— BEGIN —

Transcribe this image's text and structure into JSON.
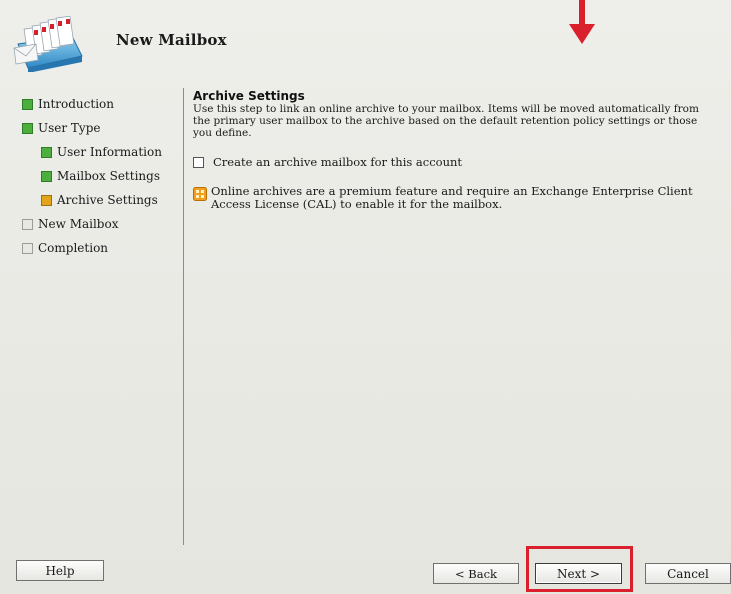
{
  "header": {
    "title": "New Mailbox"
  },
  "nav": {
    "items": [
      {
        "label": "Introduction",
        "status": "complete",
        "sub": false
      },
      {
        "label": "User Type",
        "status": "complete",
        "sub": false
      },
      {
        "label": "User Information",
        "status": "complete",
        "sub": true
      },
      {
        "label": "Mailbox Settings",
        "status": "complete",
        "sub": true
      },
      {
        "label": "Archive Settings",
        "status": "current",
        "sub": true
      },
      {
        "label": "New Mailbox",
        "status": "pending",
        "sub": false
      },
      {
        "label": "Completion",
        "status": "pending",
        "sub": false
      }
    ]
  },
  "main": {
    "section_title": "Archive Settings",
    "description": "Use this step to link an online archive to your mailbox. Items will be moved automatically from the primary user mailbox to the archive based on the default retention policy settings or those you define.",
    "checkbox_label": "Create an archive mailbox for this account",
    "checkbox_checked": false,
    "info_text": "Online archives are a premium feature and require an Exchange Enterprise Client Access License (CAL) to enable it for the mailbox."
  },
  "buttons": {
    "help": "Help",
    "back": "< Back",
    "next": "Next >",
    "cancel": "Cancel"
  },
  "colors": {
    "complete": "#4cae3c",
    "current": "#e2a41b",
    "pending": "#e7e7e3",
    "highlight": "#d9202c"
  },
  "icons": {
    "header": "mailbox-wizard-icon",
    "info": "info-icon",
    "annotation": "red-arrow-icon"
  }
}
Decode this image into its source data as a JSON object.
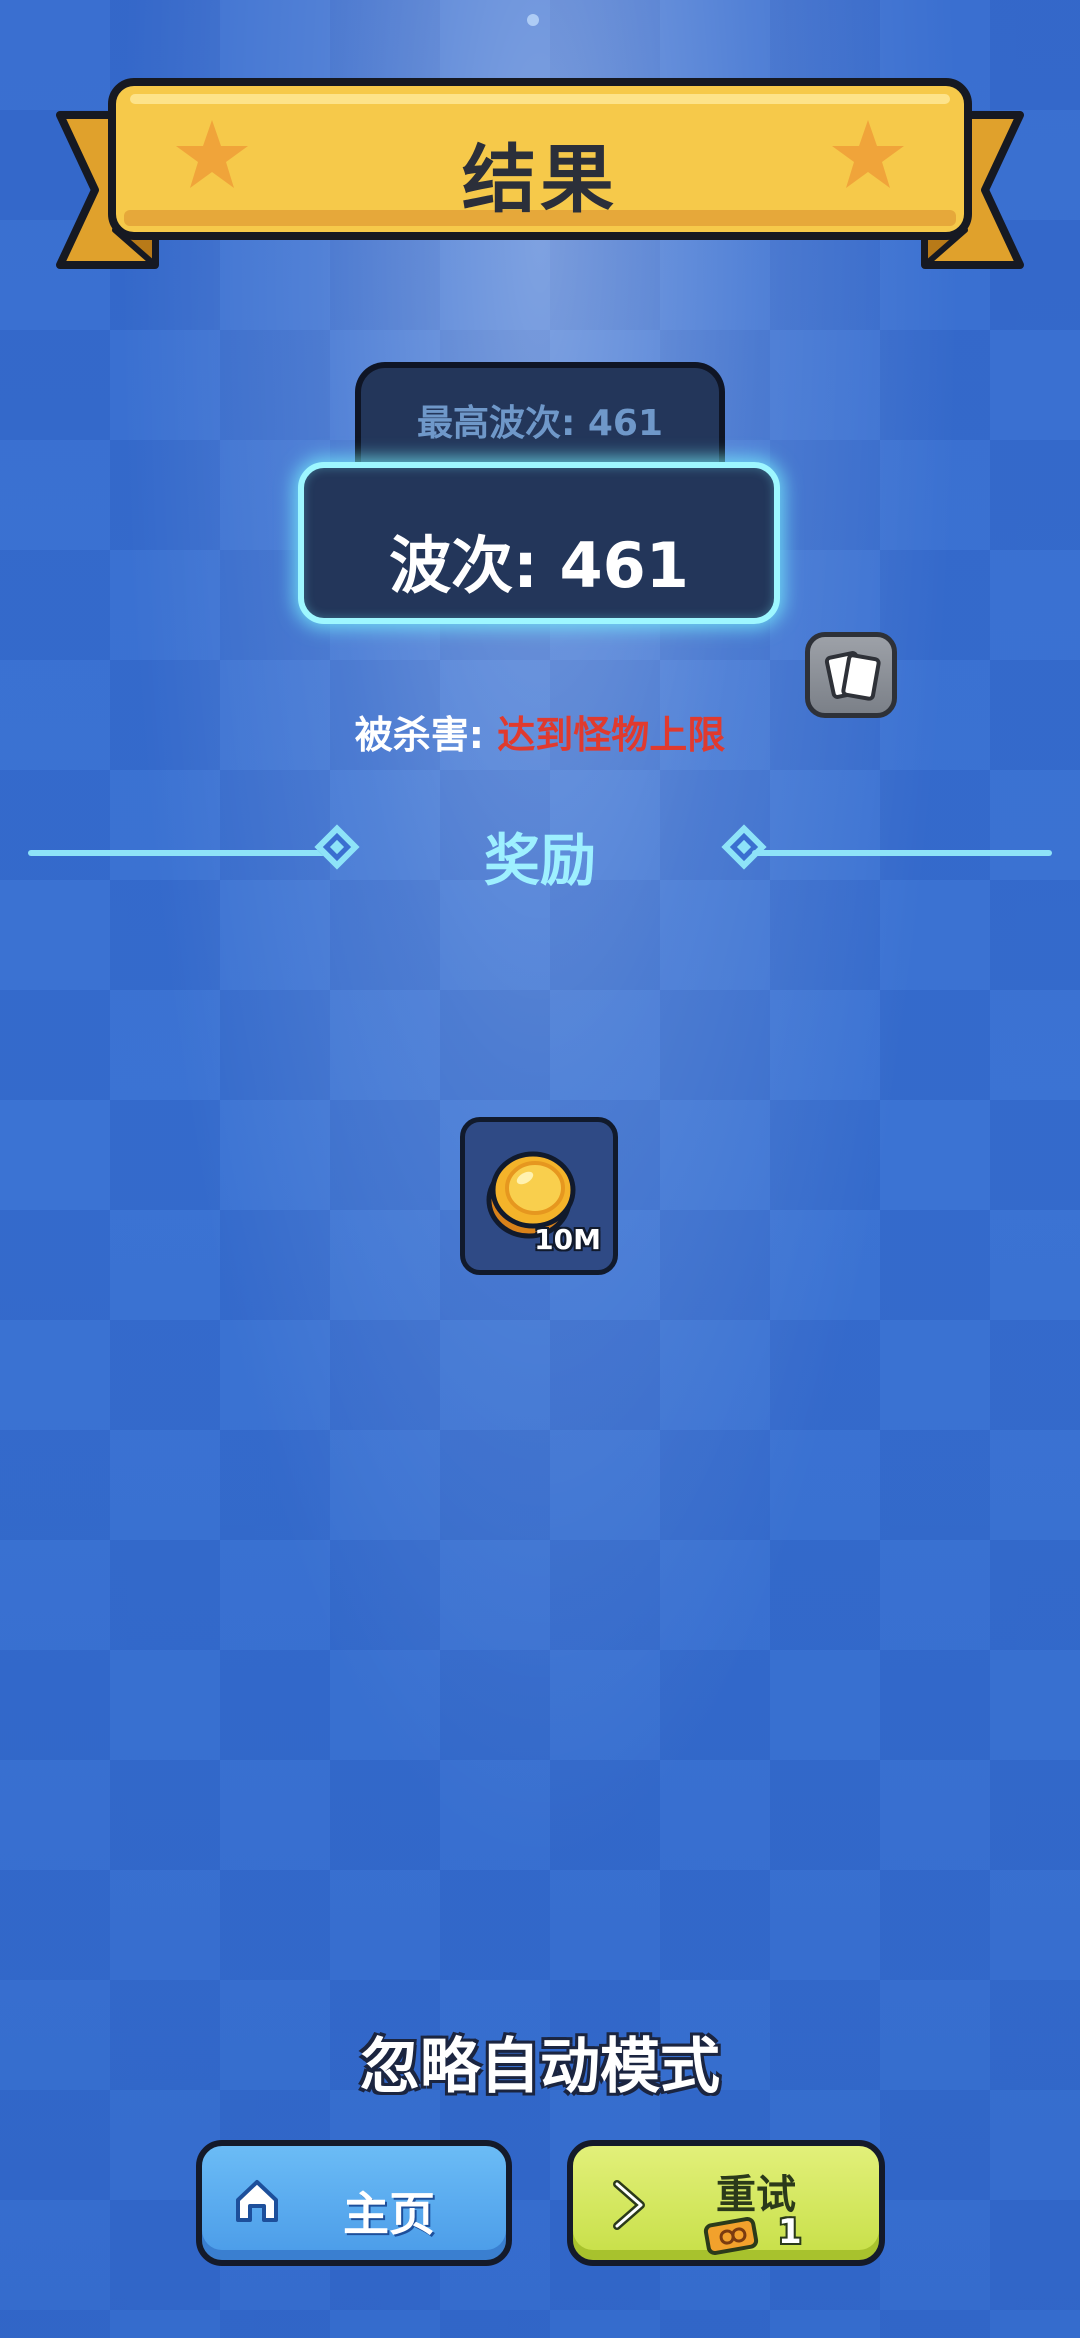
{
  "header": {
    "title": "结果"
  },
  "stats": {
    "best_wave_label": "最高波次: 461",
    "wave_label": "波次: 461"
  },
  "death": {
    "prefix": "被杀害: ",
    "reason": "达到怪物上限"
  },
  "rewards": {
    "title": "奖励",
    "items": [
      {
        "icon": "coin-icon",
        "amount": "10M"
      }
    ]
  },
  "footer": {
    "ignore_auto_label": "忽略自动模式",
    "home_label": "主页",
    "retry_label": "重试",
    "retry_ticket_count": "1"
  },
  "colors": {
    "background": "#3a6fd0",
    "banner_yellow": "#f6c94a",
    "panel_dark": "#23365a",
    "glow_cyan": "#9ef7ff",
    "rewards_cyan": "#9ef0ff",
    "reason_red": "#e03a2e",
    "home_blue": "#4a9be8",
    "retry_green": "#c7df47"
  }
}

— END —

Repeat each entry exactly. Pictures do not belong in the copy.

Transcribe this image's text and structure into JSON.
{
  "header": {
    "title": "New Mailbox"
  },
  "nav": {
    "items": [
      {
        "label": "Introduction",
        "status": "complete",
        "sub": false
      },
      {
        "label": "User Type",
        "status": "complete",
        "sub": false
      },
      {
        "label": "User Information",
        "status": "complete",
        "sub": true
      },
      {
        "label": "Mailbox Settings",
        "status": "complete",
        "sub": true
      },
      {
        "label": "Archive Settings",
        "status": "current",
        "sub": true
      },
      {
        "label": "New Mailbox",
        "status": "pending",
        "sub": false
      },
      {
        "label": "Completion",
        "status": "pending",
        "sub": false
      }
    ]
  },
  "main": {
    "section_title": "Archive Settings",
    "description": "Use this step to link an online archive to your mailbox. Items will be moved automatically from the primary user mailbox to the archive based on the default retention policy settings or those you define.",
    "checkbox_label": "Create an archive mailbox for this account",
    "checkbox_checked": false,
    "info_text": "Online archives are a premium feature and require an Exchange Enterprise Client Access License (CAL) to enable it for the mailbox."
  },
  "buttons": {
    "help": "Help",
    "back": "< Back",
    "next": "Next >",
    "cancel": "Cancel"
  },
  "colors": {
    "complete": "#4cae3c",
    "current": "#e2a41b",
    "pending": "#e7e7e3",
    "highlight": "#d9202c"
  },
  "icons": {
    "header": "mailbox-wizard-icon",
    "info": "info-icon",
    "annotation": "red-arrow-icon"
  }
}
Decode this image into its source data as a JSON object.
{
  "header": {
    "title": "结果"
  },
  "stats": {
    "best_wave_label": "最高波次: 461",
    "wave_label": "波次: 461"
  },
  "death": {
    "prefix": "被杀害: ",
    "reason": "达到怪物上限"
  },
  "rewards": {
    "title": "奖励",
    "items": [
      {
        "icon": "coin-icon",
        "amount": "10M"
      }
    ]
  },
  "footer": {
    "ignore_auto_label": "忽略自动模式",
    "home_label": "主页",
    "retry_label": "重试",
    "retry_ticket_count": "1"
  },
  "colors": {
    "background": "#3a6fd0",
    "banner_yellow": "#f6c94a",
    "panel_dark": "#23365a",
    "glow_cyan": "#9ef7ff",
    "rewards_cyan": "#9ef0ff",
    "reason_red": "#e03a2e",
    "home_blue": "#4a9be8",
    "retry_green": "#c7df47"
  }
}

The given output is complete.